**Written exercise:** Repeat the material below exactly, line for line.

**Working data:**
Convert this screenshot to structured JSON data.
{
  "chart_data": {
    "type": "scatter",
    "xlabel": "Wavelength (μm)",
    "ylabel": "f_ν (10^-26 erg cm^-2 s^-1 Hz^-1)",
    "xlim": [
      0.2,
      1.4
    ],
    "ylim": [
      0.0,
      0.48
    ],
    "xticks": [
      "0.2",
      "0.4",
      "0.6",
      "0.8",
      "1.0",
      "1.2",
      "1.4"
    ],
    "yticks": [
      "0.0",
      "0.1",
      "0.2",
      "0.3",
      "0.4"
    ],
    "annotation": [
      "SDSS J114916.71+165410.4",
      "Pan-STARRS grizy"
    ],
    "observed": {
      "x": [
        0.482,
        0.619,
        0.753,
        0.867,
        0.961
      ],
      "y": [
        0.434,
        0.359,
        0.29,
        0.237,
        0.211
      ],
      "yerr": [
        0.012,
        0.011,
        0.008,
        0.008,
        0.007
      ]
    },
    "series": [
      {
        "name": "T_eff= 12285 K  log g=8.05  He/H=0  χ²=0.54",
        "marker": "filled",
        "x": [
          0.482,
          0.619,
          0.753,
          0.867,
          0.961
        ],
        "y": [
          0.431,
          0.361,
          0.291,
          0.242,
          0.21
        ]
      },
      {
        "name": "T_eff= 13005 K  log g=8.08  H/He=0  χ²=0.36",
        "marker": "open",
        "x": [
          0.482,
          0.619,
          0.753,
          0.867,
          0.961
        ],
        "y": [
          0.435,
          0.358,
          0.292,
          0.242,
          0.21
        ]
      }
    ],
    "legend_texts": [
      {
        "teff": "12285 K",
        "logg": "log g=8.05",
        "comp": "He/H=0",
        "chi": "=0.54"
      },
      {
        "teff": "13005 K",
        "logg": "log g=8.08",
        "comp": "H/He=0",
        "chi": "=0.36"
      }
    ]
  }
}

**Solution for this exercise:**
Convert this screenshot to structured JSON data.
{
  "chart_data": {
    "type": "scatter",
    "xlabel": "Wavelength (μm)",
    "ylabel": "f_ν (10^-26 erg cm^-2 s^-1 Hz^-1)",
    "xlim": [
      0.2,
      1.4
    ],
    "ylim": [
      0.0,
      0.48
    ],
    "xticks": [
      "0.2",
      "0.4",
      "0.6",
      "0.8",
      "1.0",
      "1.2",
      "1.4"
    ],
    "yticks": [
      "0.0",
      "0.1",
      "0.2",
      "0.3",
      "0.4"
    ],
    "annotation": [
      "SDSS J114916.71+165410.4",
      "Pan-STARRS grizy"
    ],
    "observed": {
      "x": [
        0.482,
        0.619,
        0.753,
        0.867,
        0.961
      ],
      "y": [
        0.434,
        0.359,
        0.29,
        0.237,
        0.211
      ],
      "yerr": [
        0.012,
        0.011,
        0.008,
        0.008,
        0.007
      ]
    },
    "series": [
      {
        "name": "T_eff= 12285 K  log g=8.05  He/H=0  χ²=0.54",
        "marker": "filled",
        "x": [
          0.482,
          0.619,
          0.753,
          0.867,
          0.961
        ],
        "y": [
          0.431,
          0.361,
          0.291,
          0.242,
          0.21
        ]
      },
      {
        "name": "T_eff= 13005 K  log g=8.08  H/He=0  χ²=0.36",
        "marker": "open",
        "x": [
          0.482,
          0.619,
          0.753,
          0.867,
          0.961
        ],
        "y": [
          0.435,
          0.358,
          0.292,
          0.242,
          0.21
        ]
      }
    ],
    "legend_texts": [
      {
        "teff": "12285 K",
        "logg": "log g=8.05",
        "comp": "He/H=0",
        "chi": "=0.54"
      },
      {
        "teff": "13005 K",
        "logg": "log g=8.08",
        "comp": "H/He=0",
        "chi": "=0.36"
      }
    ]
  }
}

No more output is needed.